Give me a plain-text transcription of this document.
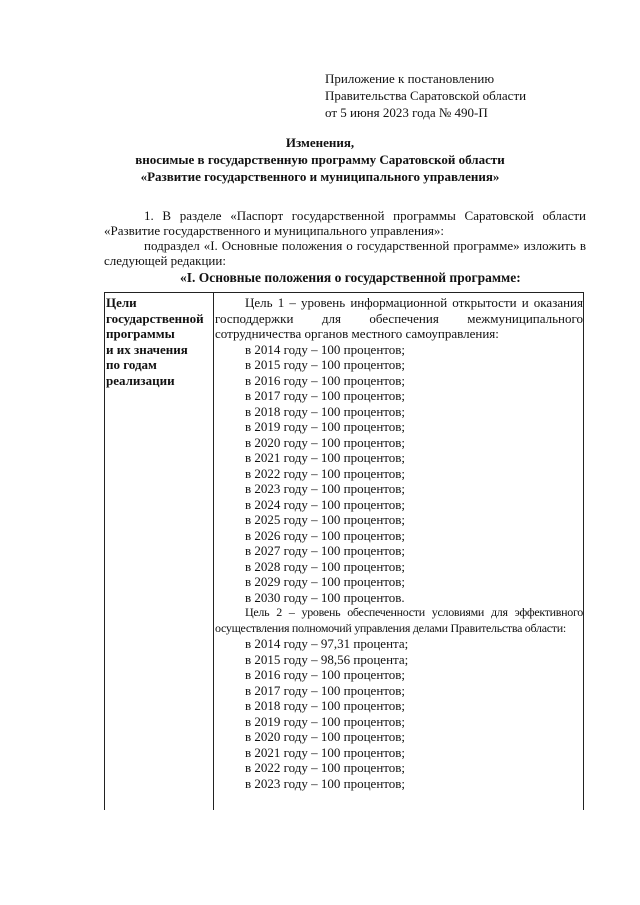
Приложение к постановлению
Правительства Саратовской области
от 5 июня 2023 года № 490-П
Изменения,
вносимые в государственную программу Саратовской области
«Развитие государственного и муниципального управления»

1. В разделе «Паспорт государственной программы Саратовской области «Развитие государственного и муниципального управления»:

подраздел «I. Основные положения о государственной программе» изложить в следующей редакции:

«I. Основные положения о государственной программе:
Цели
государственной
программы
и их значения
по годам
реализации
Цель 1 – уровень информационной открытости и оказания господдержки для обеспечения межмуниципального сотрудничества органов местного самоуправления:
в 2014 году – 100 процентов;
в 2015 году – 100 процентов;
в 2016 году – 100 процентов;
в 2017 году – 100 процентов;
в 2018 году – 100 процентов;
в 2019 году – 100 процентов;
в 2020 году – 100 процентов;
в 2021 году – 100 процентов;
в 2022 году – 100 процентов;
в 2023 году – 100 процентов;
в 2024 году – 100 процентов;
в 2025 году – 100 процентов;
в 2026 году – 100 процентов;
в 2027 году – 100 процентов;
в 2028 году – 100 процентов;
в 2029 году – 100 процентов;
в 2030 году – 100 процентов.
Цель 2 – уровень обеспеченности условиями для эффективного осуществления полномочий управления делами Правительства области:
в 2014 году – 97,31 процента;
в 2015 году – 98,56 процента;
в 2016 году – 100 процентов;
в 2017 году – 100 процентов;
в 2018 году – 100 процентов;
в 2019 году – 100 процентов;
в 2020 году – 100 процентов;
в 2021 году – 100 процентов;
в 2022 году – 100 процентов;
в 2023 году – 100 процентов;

============

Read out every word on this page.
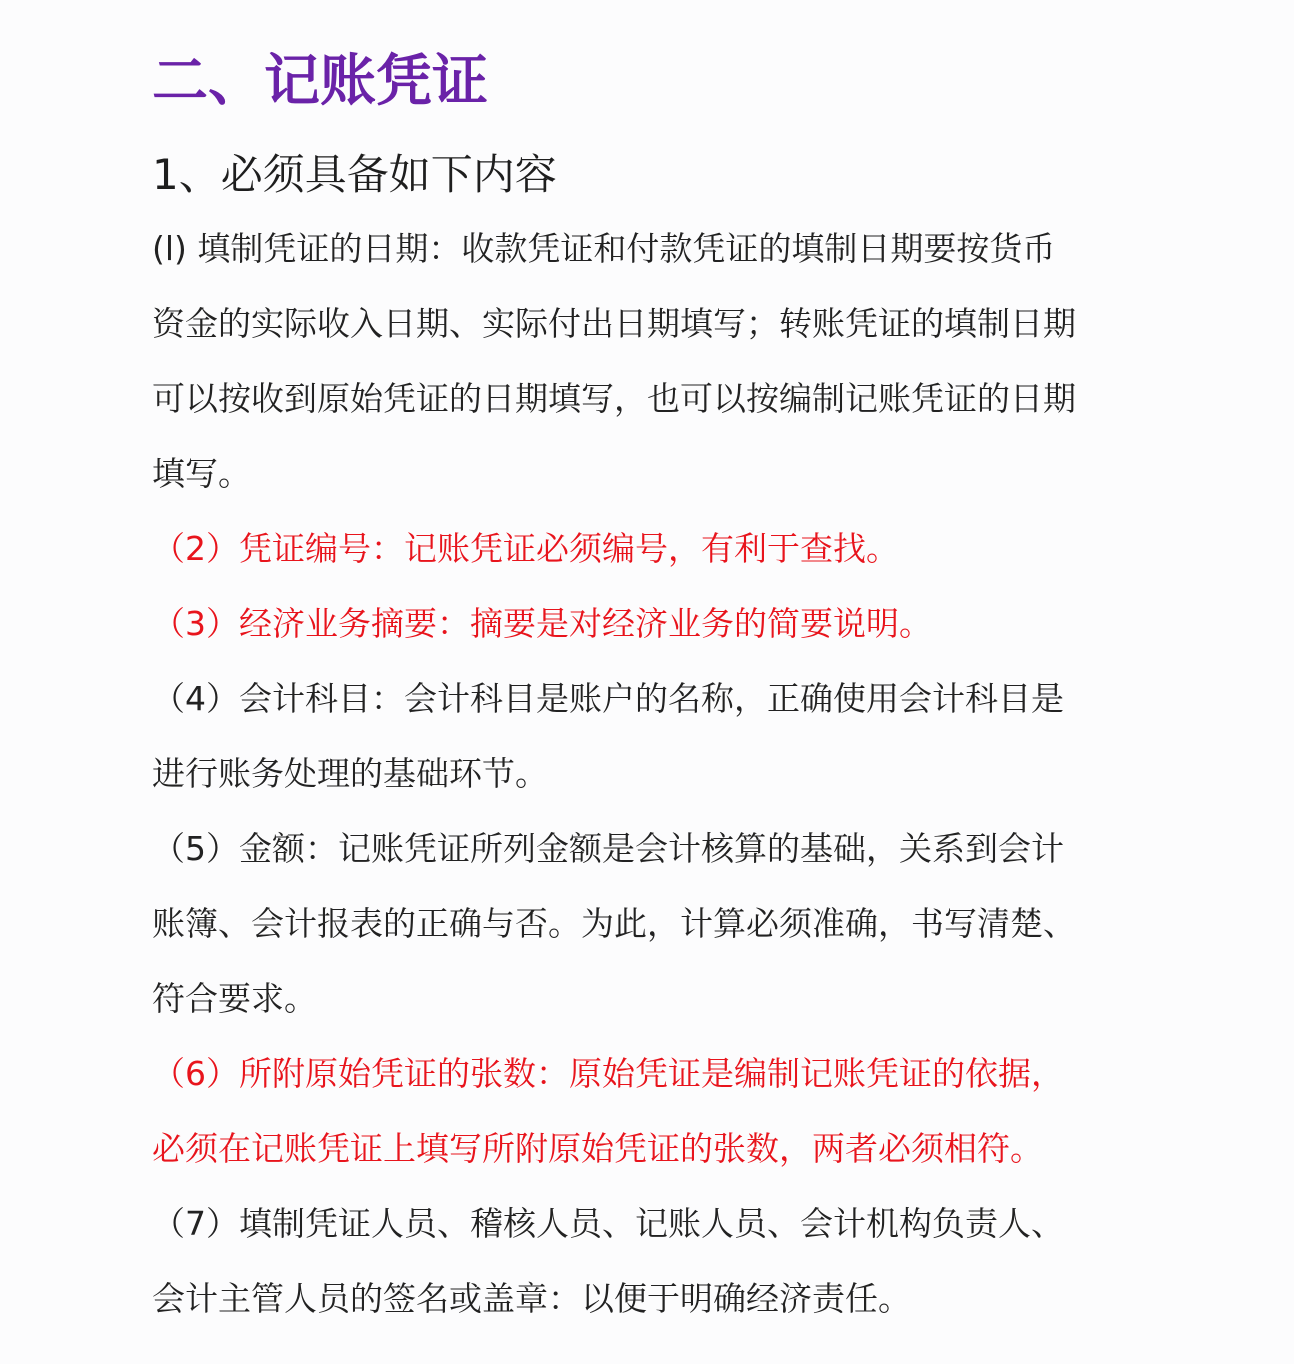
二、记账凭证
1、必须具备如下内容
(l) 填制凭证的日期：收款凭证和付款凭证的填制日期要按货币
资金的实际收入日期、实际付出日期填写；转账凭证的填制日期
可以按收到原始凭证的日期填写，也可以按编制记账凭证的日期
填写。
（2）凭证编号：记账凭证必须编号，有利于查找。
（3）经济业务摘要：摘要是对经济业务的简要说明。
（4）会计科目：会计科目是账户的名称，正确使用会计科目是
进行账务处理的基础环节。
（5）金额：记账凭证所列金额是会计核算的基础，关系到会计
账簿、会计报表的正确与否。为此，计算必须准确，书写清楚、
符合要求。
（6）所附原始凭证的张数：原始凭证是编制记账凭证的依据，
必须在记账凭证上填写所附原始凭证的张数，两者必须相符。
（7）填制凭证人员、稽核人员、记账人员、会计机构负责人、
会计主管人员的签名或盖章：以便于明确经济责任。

============

DESCRIPTION OF THE TASK:
List all lines above in which the string "положения" appears.

EXERCISE ANSWER:
подраздел «I. Основные положения о государственной программе» изложить в следующей редакции:
«I. Основные положения о государственной программе:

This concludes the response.